EXERCISE OBJECTIVE: From the first line to the last, transcribe the material exactly.

________________________________________

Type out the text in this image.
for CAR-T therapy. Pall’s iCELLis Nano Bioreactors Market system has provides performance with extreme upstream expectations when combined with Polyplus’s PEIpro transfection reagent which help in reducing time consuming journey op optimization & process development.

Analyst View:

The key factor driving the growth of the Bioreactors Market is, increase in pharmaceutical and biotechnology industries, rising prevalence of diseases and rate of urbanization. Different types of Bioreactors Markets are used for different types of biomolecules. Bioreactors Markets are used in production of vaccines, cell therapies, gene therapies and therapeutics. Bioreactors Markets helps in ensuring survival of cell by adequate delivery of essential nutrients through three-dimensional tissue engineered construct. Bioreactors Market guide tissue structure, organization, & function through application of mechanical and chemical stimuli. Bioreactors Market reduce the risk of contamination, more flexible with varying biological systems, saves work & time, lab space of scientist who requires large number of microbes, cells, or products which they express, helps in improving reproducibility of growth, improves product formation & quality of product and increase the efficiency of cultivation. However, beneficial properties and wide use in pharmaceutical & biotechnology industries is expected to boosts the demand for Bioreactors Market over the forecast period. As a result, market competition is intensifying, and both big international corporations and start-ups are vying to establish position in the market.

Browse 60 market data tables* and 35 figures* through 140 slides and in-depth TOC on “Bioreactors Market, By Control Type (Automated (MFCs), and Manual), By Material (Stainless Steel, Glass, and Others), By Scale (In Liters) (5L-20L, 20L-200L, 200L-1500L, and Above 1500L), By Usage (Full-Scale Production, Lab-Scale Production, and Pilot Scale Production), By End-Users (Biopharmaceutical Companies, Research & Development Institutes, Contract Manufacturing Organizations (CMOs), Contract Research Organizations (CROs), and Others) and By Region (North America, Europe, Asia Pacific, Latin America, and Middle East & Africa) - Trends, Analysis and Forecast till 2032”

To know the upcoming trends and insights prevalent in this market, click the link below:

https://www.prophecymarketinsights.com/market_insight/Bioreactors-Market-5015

________________________________________

RESPONSE FOR THIS EXERCISE:
Type out the text in this image.
for CAR-T therapy. Pall’s iCELLis Nano Bioreactors Market system has provides performance with extreme upstream expectations when combined with Polyplus’s PEIpro transfection reagent which help in reducing time consuming journey op optimization & process development.

Analyst View:

The key factor driving the growth of the Bioreactors Market is, increase in pharmaceutical and biotechnology industries, rising prevalence of diseases and rate of urbanization. Different types of Bioreactors Markets are used for different types of biomolecules. Bioreactors Markets are used in production of vaccines, cell therapies, gene therapies and therapeutics. Bioreactors Markets helps in ensuring survival of cell by adequate delivery of essential nutrients through three-dimensional tissue engineered construct. Bioreactors Market guide tissue structure, organization, & function through application of mechanical and chemical stimuli. Bioreactors Market reduce the risk of contamination, more flexible with varying biological systems, saves work & time, lab space of scientist who requires large number of microbes, cells, or products which they express, helps in improving reproducibility of growth, improves product formation & quality of product and increase the efficiency of cultivation. However, beneficial properties and wide use in pharmaceutical & biotechnology industries is expected to boosts the demand for Bioreactors Market over the forecast period. As a result, market competition is intensifying, and both big international corporations and start-ups are vying to establish position in the market.

Browse 60 market data tables* and 35 figures* through 140 slides and in-depth TOC on “Bioreactors Market, By Control Type (Automated (MFCs), and Manual), By Material (Stainless Steel, Glass, and Others), By Scale (In Liters) (5L-20L, 20L-200L, 200L-1500L, and Above 1500L), By Usage (Full-Scale Production, Lab-Scale Production, and Pilot Scale Production), By End-Users (Biopharmaceutical Companies, Research & Development Institutes, Contract Manufacturing Organizations (CMOs), Contract Research Organizations (CROs), and Others) and By Region (North America, Europe, Asia Pacific, Latin America, and Middle East & Africa) - Trends, Analysis and Forecast till 2032”

To know the upcoming trends and insights prevalent in this market, click the link below:

https://www.prophecymarketinsights.com/market_insight/Bioreactors-Market-5015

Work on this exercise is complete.